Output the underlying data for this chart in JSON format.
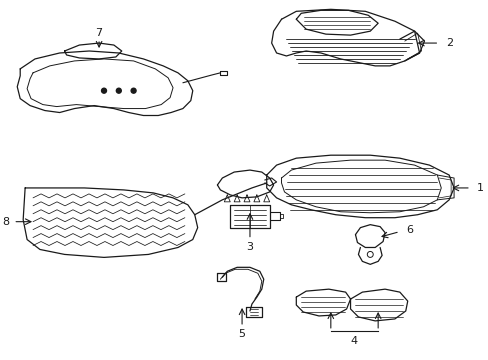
{
  "background_color": "#ffffff",
  "line_color": "#1a1a1a",
  "line_width": 0.9,
  "fig_width": 4.89,
  "fig_height": 3.6,
  "dpi": 100
}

•••••

### Description of the task
What you return should match the records above word for word, minus the pictures.

### Complete response
Output the underlying data for this chart in JSON format.
{
  "background_color": "#ffffff",
  "line_color": "#1a1a1a",
  "line_width": 0.9,
  "fig_width": 4.89,
  "fig_height": 3.6,
  "dpi": 100
}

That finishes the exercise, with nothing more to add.